*Task objective*. Copy the material that follows word for word and omit its pictures.

*Record extracts*.
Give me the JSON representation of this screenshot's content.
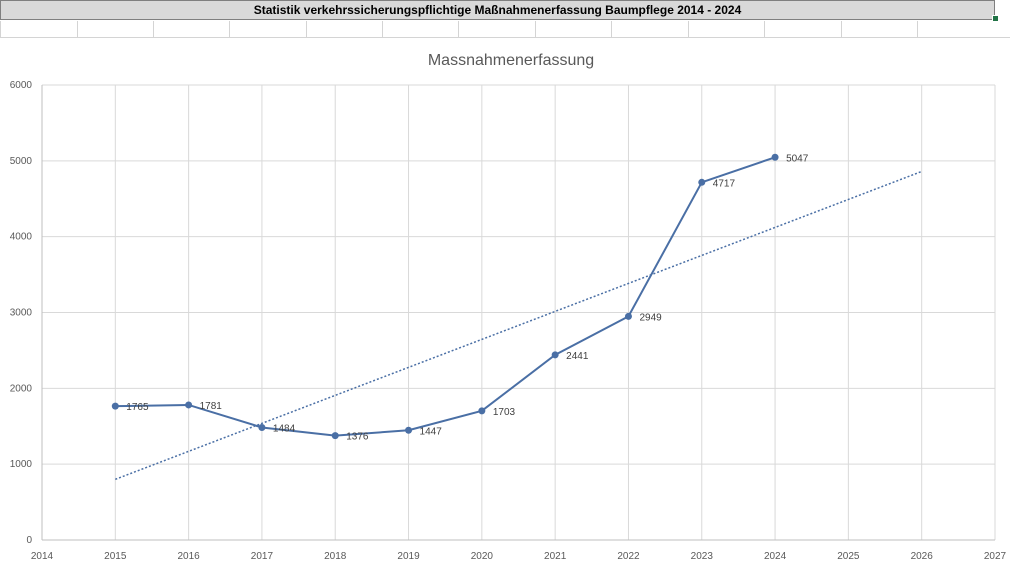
{
  "sheet": {
    "title": "Statistik verkehrssicherungspflichtige Maßnahmenerfassung Baumpflege 2014 - 2024"
  },
  "colors": {
    "series": "#4a6fa5",
    "trendline": "#4a6fa5",
    "grid": "#d9d9d9",
    "header_bg": "#d9d9d9",
    "selection": "#217346"
  },
  "chart_data": {
    "type": "scatter",
    "title": "Massnahmenerfassung",
    "xlabel": "",
    "ylabel": "",
    "xlim": [
      2014,
      2027
    ],
    "ylim": [
      0,
      6000
    ],
    "x_ticks": [
      2014,
      2015,
      2016,
      2017,
      2018,
      2019,
      2020,
      2021,
      2022,
      2023,
      2024,
      2025,
      2026,
      2027
    ],
    "y_ticks": [
      0,
      1000,
      2000,
      3000,
      4000,
      5000,
      6000
    ],
    "grid": true,
    "legend": "none",
    "series": [
      {
        "x": [
          2015,
          2016,
          2017,
          2018,
          2019,
          2020,
          2021,
          2022,
          2023,
          2024
        ],
        "y": [
          1765,
          1781,
          1484,
          1376,
          1447,
          1703,
          2441,
          2949,
          4717,
          5047
        ],
        "labels": [
          "1765",
          "1781",
          "1484",
          "1376",
          "1447",
          "1703",
          "2441",
          "2949",
          "4717",
          "5047"
        ],
        "style": "line-markers"
      }
    ],
    "trendline": {
      "type": "linear",
      "style": "dotted",
      "x": [
        2015,
        2026
      ],
      "y": [
        800,
        4860
      ]
    }
  }
}
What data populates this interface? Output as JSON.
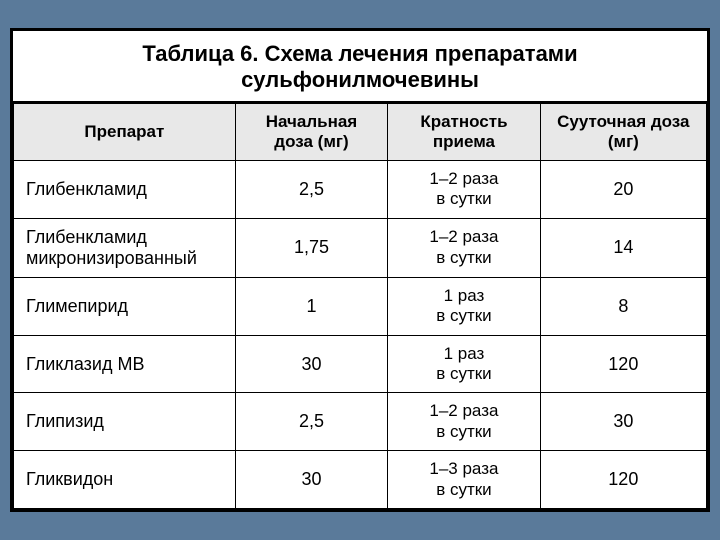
{
  "table": {
    "type": "table",
    "title": "Таблица 6. Схема лечения препаратами сульфонилмочевины",
    "background_color": "#ffffff",
    "border_color": "#000000",
    "header_bg": "#e8e8e8",
    "outer_bg": "#5a7a9a",
    "title_fontsize": 22,
    "header_fontsize": 17,
    "cell_fontsize": 18,
    "columns": [
      {
        "key": "drug",
        "label": "Препарат",
        "width_pct": 32,
        "align": "left"
      },
      {
        "key": "start_dose",
        "label": "Начальная доза (мг)",
        "width_pct": 22,
        "align": "center"
      },
      {
        "key": "frequency",
        "label": "Кратность приема",
        "width_pct": 22,
        "align": "center"
      },
      {
        "key": "daily_dose",
        "label": "Сууточная доза (мг)",
        "width_pct": 24,
        "align": "center"
      }
    ],
    "rows": [
      {
        "drug": "Глибенкламид",
        "start_dose": "2,5",
        "freq_l1": "1–2 раза",
        "freq_l2": "в сутки",
        "daily_dose": "20"
      },
      {
        "drug": "Глибенкламид микронизированный",
        "start_dose": "1,75",
        "freq_l1": "1–2 раза",
        "freq_l2": "в сутки",
        "daily_dose": "14"
      },
      {
        "drug": "Глимепирид",
        "start_dose": "1",
        "freq_l1": "1 раз",
        "freq_l2": "в сутки",
        "daily_dose": "8"
      },
      {
        "drug": "Гликлазид МВ",
        "start_dose": "30",
        "freq_l1": "1 раз",
        "freq_l2": "в сутки",
        "daily_dose": "120"
      },
      {
        "drug": "Глипизид",
        "start_dose": "2,5",
        "freq_l1": "1–2 раза",
        "freq_l2": "в сутки",
        "daily_dose": "30"
      },
      {
        "drug": "Гликвидон",
        "start_dose": "30",
        "freq_l1": "1–3 раза",
        "freq_l2": "в сутки",
        "daily_dose": "120"
      }
    ]
  }
}
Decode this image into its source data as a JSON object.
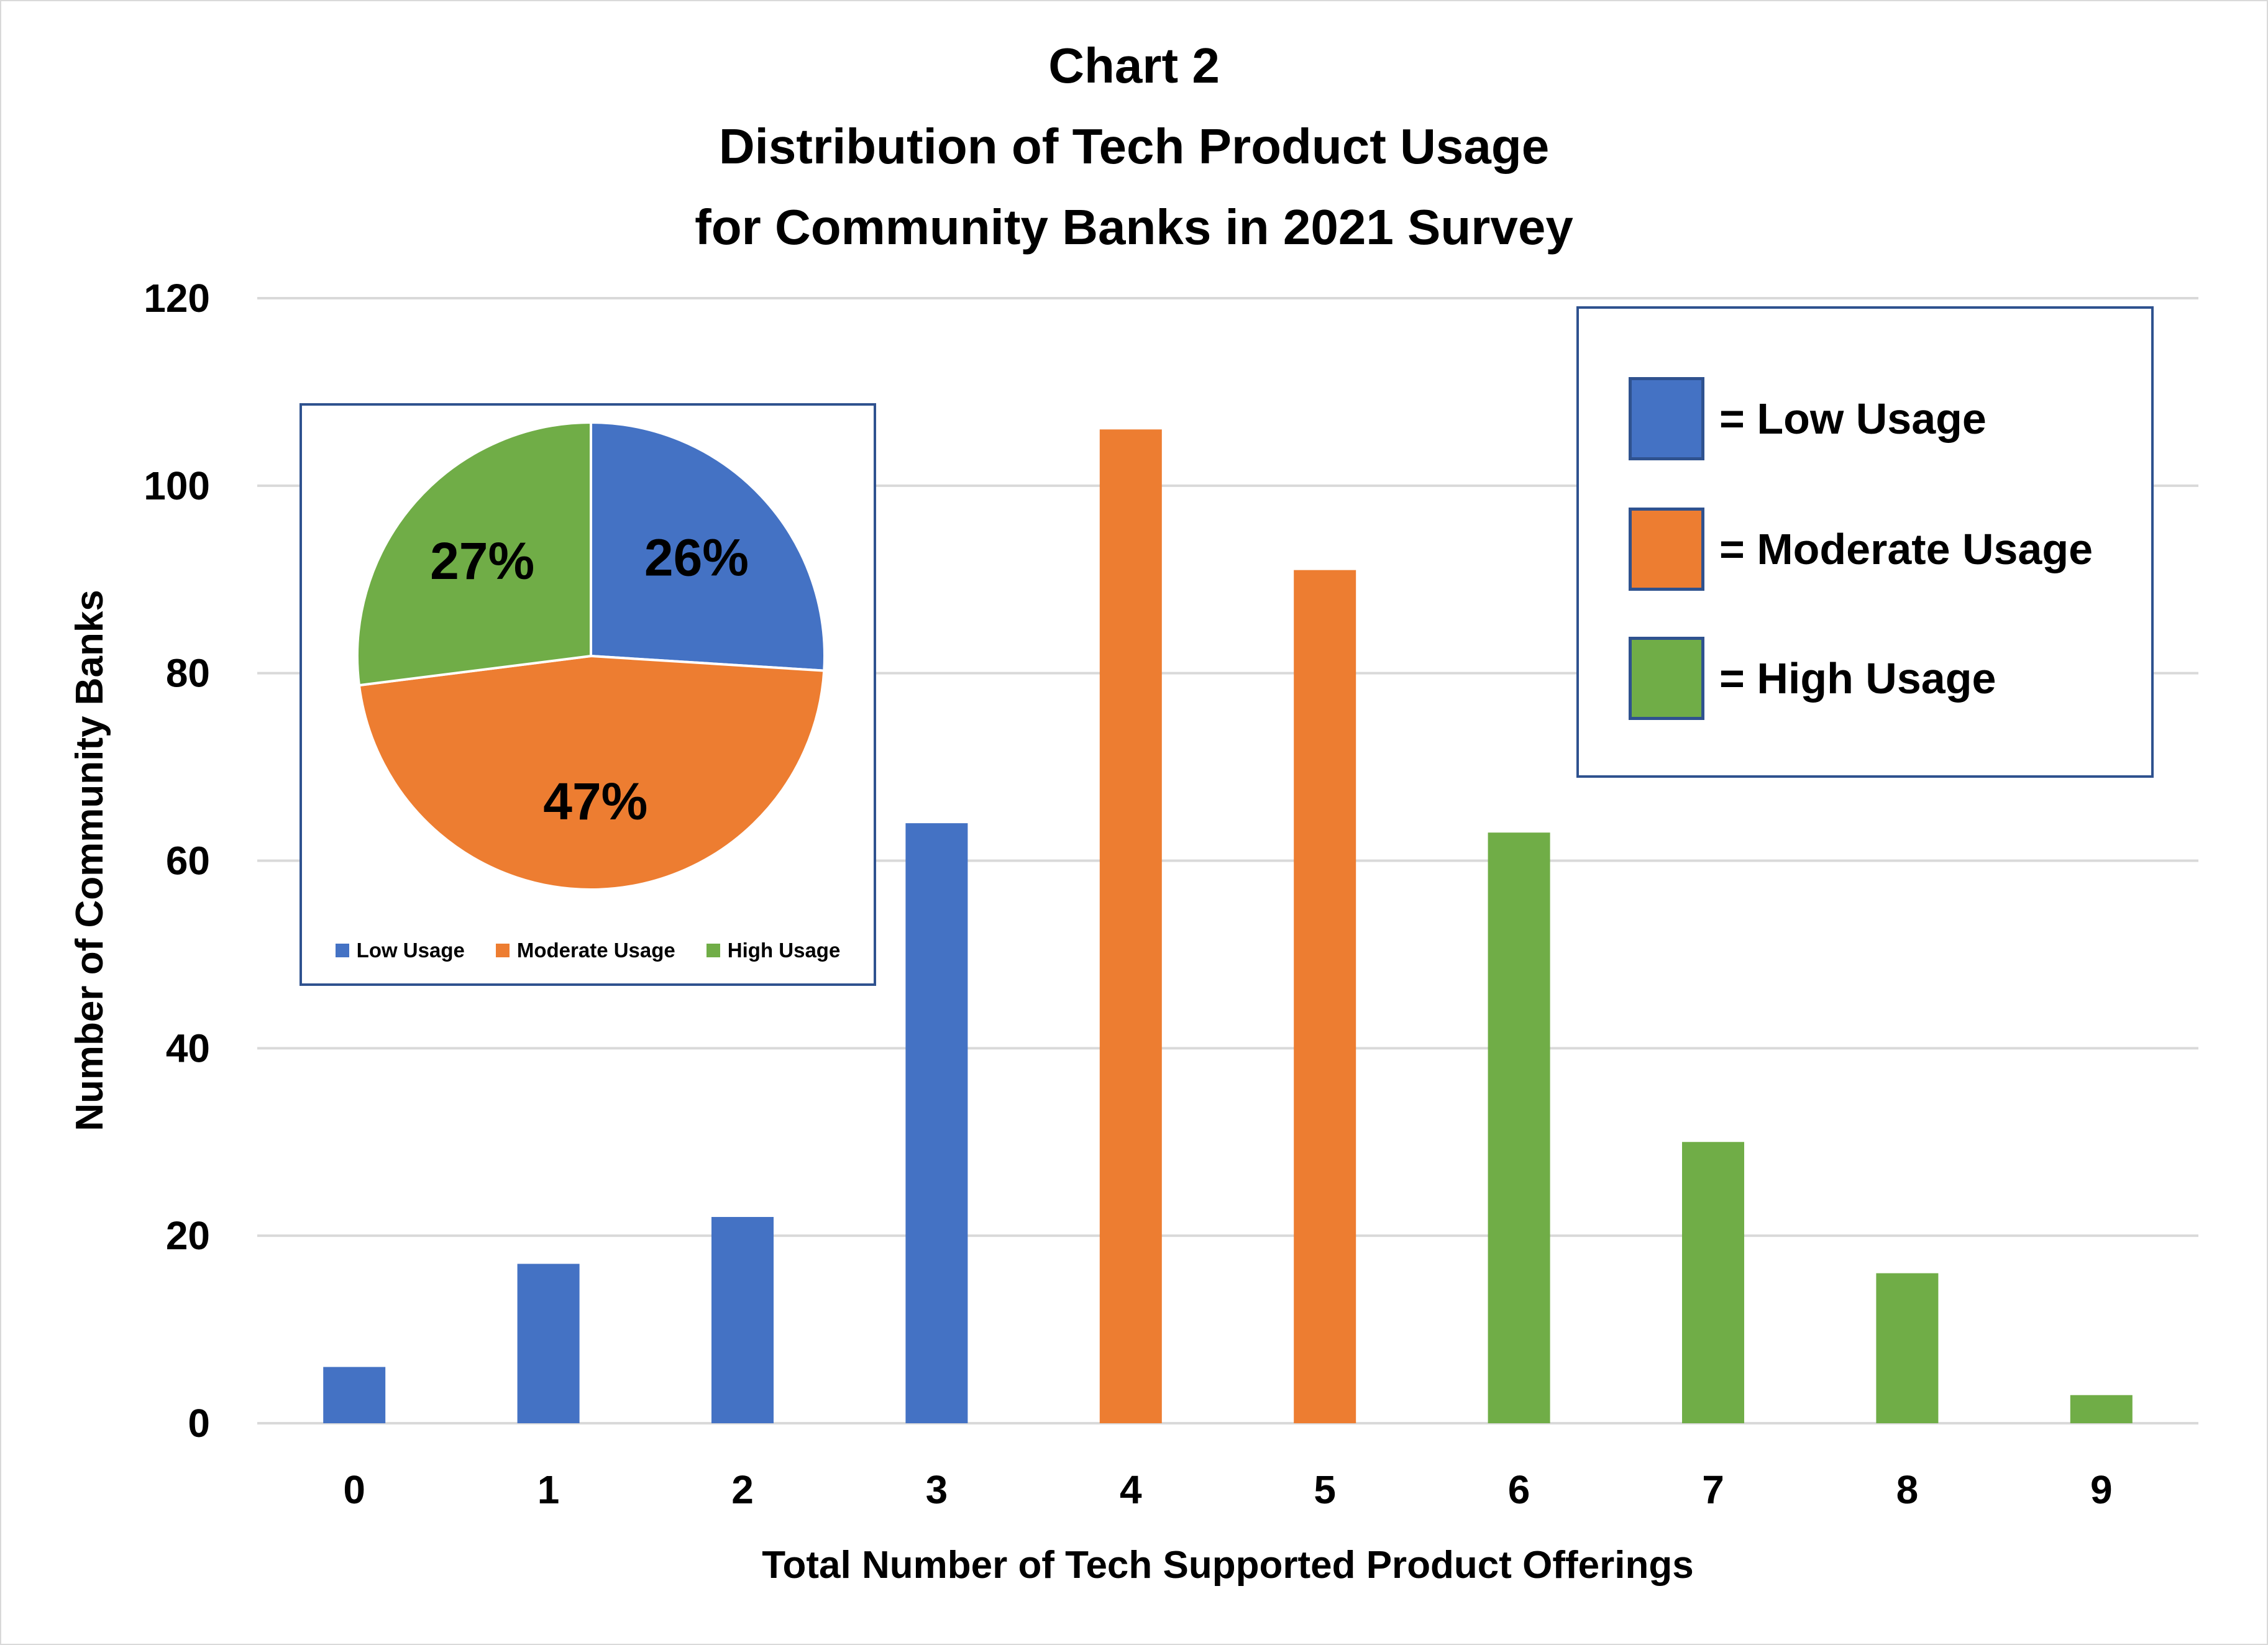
{
  "title_lines": [
    "Chart 2",
    "Distribution of Tech Product Usage",
    "for Community Banks in 2021 Survey"
  ],
  "colors": {
    "low": "#4472c4",
    "moderate": "#ed7d31",
    "high": "#70ad47",
    "border": "#2f528f",
    "grid": "#d9d9d9"
  },
  "legend": {
    "items": [
      {
        "label": "= Low Usage",
        "key": "low"
      },
      {
        "label": "= Moderate Usage",
        "key": "moderate"
      },
      {
        "label": "= High Usage",
        "key": "high"
      }
    ]
  },
  "chart_data": [
    {
      "type": "bar",
      "title": "Chart 2 Distribution of Tech Product Usage for Community Banks in 2021 Survey",
      "xlabel": "Total Number of Tech Supported Product Offerings",
      "ylabel": "Number of Community Banks",
      "categories": [
        "0",
        "1",
        "2",
        "3",
        "4",
        "5",
        "6",
        "7",
        "8",
        "9"
      ],
      "values": [
        6,
        17,
        22,
        64,
        106,
        91,
        63,
        30,
        16,
        3
      ],
      "bar_groups": [
        "low",
        "low",
        "low",
        "low",
        "moderate",
        "moderate",
        "high",
        "high",
        "high",
        "high"
      ],
      "ylim": [
        0,
        120
      ],
      "yticks": [
        0,
        20,
        40,
        60,
        80,
        100,
        120
      ],
      "grid": true,
      "legend_position": "top-right"
    },
    {
      "type": "pie",
      "title": "",
      "labels": [
        "Low Usage",
        "Moderate Usage",
        "High Usage"
      ],
      "values": [
        26,
        47,
        27
      ],
      "data_labels": [
        "26%",
        "47%",
        "27%"
      ],
      "keys": [
        "low",
        "moderate",
        "high"
      ],
      "legend_position": "bottom",
      "placement": "inset top-left"
    }
  ]
}
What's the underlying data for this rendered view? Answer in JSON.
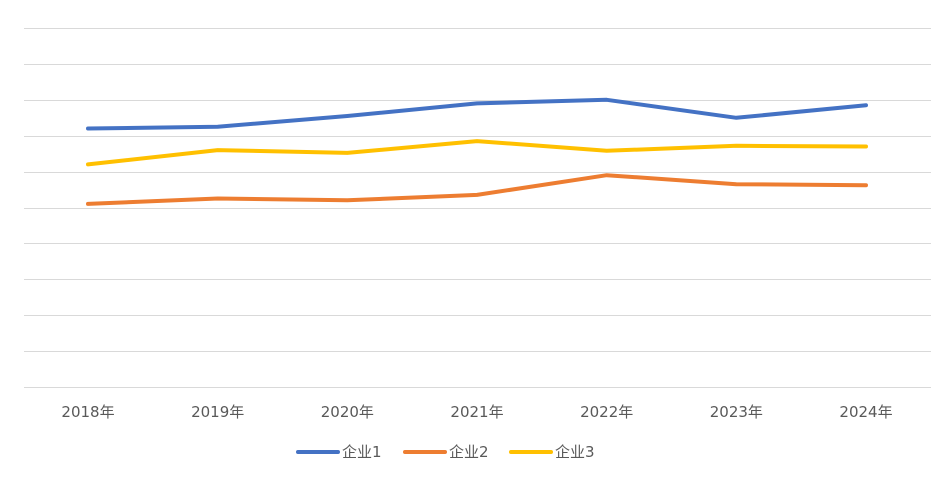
{
  "chart_data": {
    "type": "line",
    "title": "",
    "xlabel": "",
    "ylabel": "",
    "categories": [
      "2018年",
      "2019年",
      "2020年",
      "2021年",
      "2022年",
      "2023年",
      "2024年"
    ],
    "ylim": [
      0,
      10
    ],
    "y_gridlines": 10,
    "y_tick_labels_visible": false,
    "grid": true,
    "legend_position": "bottom",
    "series": [
      {
        "name": "企业1",
        "color": "#4472c4",
        "values": [
          7.2,
          7.25,
          7.55,
          7.9,
          8.0,
          7.5,
          7.85
        ]
      },
      {
        "name": "企业2",
        "color": "#ed7d31",
        "values": [
          5.1,
          5.25,
          5.2,
          5.35,
          5.9,
          5.65,
          5.62
        ]
      },
      {
        "name": "企业3",
        "color": "#ffc000",
        "values": [
          6.2,
          6.6,
          6.52,
          6.85,
          6.58,
          6.72,
          6.7
        ]
      }
    ]
  }
}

*Reply*.
Give me the JSON representation of this screenshot's content.
{
  "sheet": {
    "title": "Statistik verkehrssicherungspflichtige Maßnahmenerfassung Baumpflege 2014 - 2024"
  },
  "colors": {
    "series": "#4a6fa5",
    "trendline": "#4a6fa5",
    "grid": "#d9d9d9",
    "header_bg": "#d9d9d9",
    "selection": "#217346"
  },
  "chart_data": {
    "type": "scatter",
    "title": "Massnahmenerfassung",
    "xlabel": "",
    "ylabel": "",
    "xlim": [
      2014,
      2027
    ],
    "ylim": [
      0,
      6000
    ],
    "x_ticks": [
      2014,
      2015,
      2016,
      2017,
      2018,
      2019,
      2020,
      2021,
      2022,
      2023,
      2024,
      2025,
      2026,
      2027
    ],
    "y_ticks": [
      0,
      1000,
      2000,
      3000,
      4000,
      5000,
      6000
    ],
    "grid": true,
    "legend": "none",
    "series": [
      {
        "x": [
          2015,
          2016,
          2017,
          2018,
          2019,
          2020,
          2021,
          2022,
          2023,
          2024
        ],
        "y": [
          1765,
          1781,
          1484,
          1376,
          1447,
          1703,
          2441,
          2949,
          4717,
          5047
        ],
        "labels": [
          "1765",
          "1781",
          "1484",
          "1376",
          "1447",
          "1703",
          "2441",
          "2949",
          "4717",
          "5047"
        ],
        "style": "line-markers"
      }
    ],
    "trendline": {
      "type": "linear",
      "style": "dotted",
      "x": [
        2015,
        2026
      ],
      "y": [
        800,
        4860
      ]
    }
  }
}
What data populates this interface? Output as JSON.
{
  "table": {
    "type": "table",
    "title": "Таблица 6. Схема лечения препаратами сульфонилмочевины",
    "background_color": "#ffffff",
    "border_color": "#000000",
    "header_bg": "#e8e8e8",
    "outer_bg": "#5a7a9a",
    "title_fontsize": 22,
    "header_fontsize": 17,
    "cell_fontsize": 18,
    "columns": [
      {
        "key": "drug",
        "label": "Препарат",
        "width_pct": 32,
        "align": "left"
      },
      {
        "key": "start_dose",
        "label": "Начальная доза (мг)",
        "width_pct": 22,
        "align": "center"
      },
      {
        "key": "frequency",
        "label": "Кратность приема",
        "width_pct": 22,
        "align": "center"
      },
      {
        "key": "daily_dose",
        "label": "Сууточная доза (мг)",
        "width_pct": 24,
        "align": "center"
      }
    ],
    "rows": [
      {
        "drug": "Глибенкламид",
        "start_dose": "2,5",
        "freq_l1": "1–2 раза",
        "freq_l2": "в сутки",
        "daily_dose": "20"
      },
      {
        "drug": "Глибенкламид микронизированный",
        "start_dose": "1,75",
        "freq_l1": "1–2 раза",
        "freq_l2": "в сутки",
        "daily_dose": "14"
      },
      {
        "drug": "Глимепирид",
        "start_dose": "1",
        "freq_l1": "1 раз",
        "freq_l2": "в сутки",
        "daily_dose": "8"
      },
      {
        "drug": "Гликлазид МВ",
        "start_dose": "30",
        "freq_l1": "1 раз",
        "freq_l2": "в сутки",
        "daily_dose": "120"
      },
      {
        "drug": "Глипизид",
        "start_dose": "2,5",
        "freq_l1": "1–2 раза",
        "freq_l2": "в сутки",
        "daily_dose": "30"
      },
      {
        "drug": "Гликвидон",
        "start_dose": "30",
        "freq_l1": "1–3 раза",
        "freq_l2": "в сутки",
        "daily_dose": "120"
      }
    ]
  }
}
Decode this image into its source data as a JSON object.
{
  "title_lines": [
    "Chart 2",
    "Distribution of Tech Product Usage",
    "for Community Banks in 2021 Survey"
  ],
  "colors": {
    "low": "#4472c4",
    "moderate": "#ed7d31",
    "high": "#70ad47",
    "border": "#2f528f",
    "grid": "#d9d9d9"
  },
  "legend": {
    "items": [
      {
        "label": "= Low Usage",
        "key": "low"
      },
      {
        "label": "= Moderate Usage",
        "key": "moderate"
      },
      {
        "label": "= High Usage",
        "key": "high"
      }
    ]
  },
  "chart_data": [
    {
      "type": "bar",
      "title": "Chart 2 Distribution of Tech Product Usage for Community Banks in 2021 Survey",
      "xlabel": "Total Number of Tech Supported Product Offerings",
      "ylabel": "Number of Community Banks",
      "categories": [
        "0",
        "1",
        "2",
        "3",
        "4",
        "5",
        "6",
        "7",
        "8",
        "9"
      ],
      "values": [
        6,
        17,
        22,
        64,
        106,
        91,
        63,
        30,
        16,
        3
      ],
      "bar_groups": [
        "low",
        "low",
        "low",
        "low",
        "moderate",
        "moderate",
        "high",
        "high",
        "high",
        "high"
      ],
      "ylim": [
        0,
        120
      ],
      "yticks": [
        0,
        20,
        40,
        60,
        80,
        100,
        120
      ],
      "grid": true,
      "legend_position": "top-right"
    },
    {
      "type": "pie",
      "title": "",
      "labels": [
        "Low Usage",
        "Moderate Usage",
        "High Usage"
      ],
      "values": [
        26,
        47,
        27
      ],
      "data_labels": [
        "26%",
        "47%",
        "27%"
      ],
      "keys": [
        "low",
        "moderate",
        "high"
      ],
      "legend_position": "bottom",
      "placement": "inset top-left"
    }
  ]
}
What's the underlying data for this rendered view? Answer in JSON.
{
  "chart_data": {
    "type": "line",
    "title": "",
    "xlabel": "",
    "ylabel": "",
    "categories": [
      "2018年",
      "2019年",
      "2020年",
      "2021年",
      "2022年",
      "2023年",
      "2024年"
    ],
    "ylim": [
      0,
      10
    ],
    "y_gridlines": 10,
    "y_tick_labels_visible": false,
    "grid": true,
    "legend_position": "bottom",
    "series": [
      {
        "name": "企业1",
        "color": "#4472c4",
        "values": [
          7.2,
          7.25,
          7.55,
          7.9,
          8.0,
          7.5,
          7.85
        ]
      },
      {
        "name": "企业2",
        "color": "#ed7d31",
        "values": [
          5.1,
          5.25,
          5.2,
          5.35,
          5.9,
          5.65,
          5.62
        ]
      },
      {
        "name": "企业3",
        "color": "#ffc000",
        "values": [
          6.2,
          6.6,
          6.52,
          6.85,
          6.58,
          6.72,
          6.7
        ]
      }
    ]
  }
}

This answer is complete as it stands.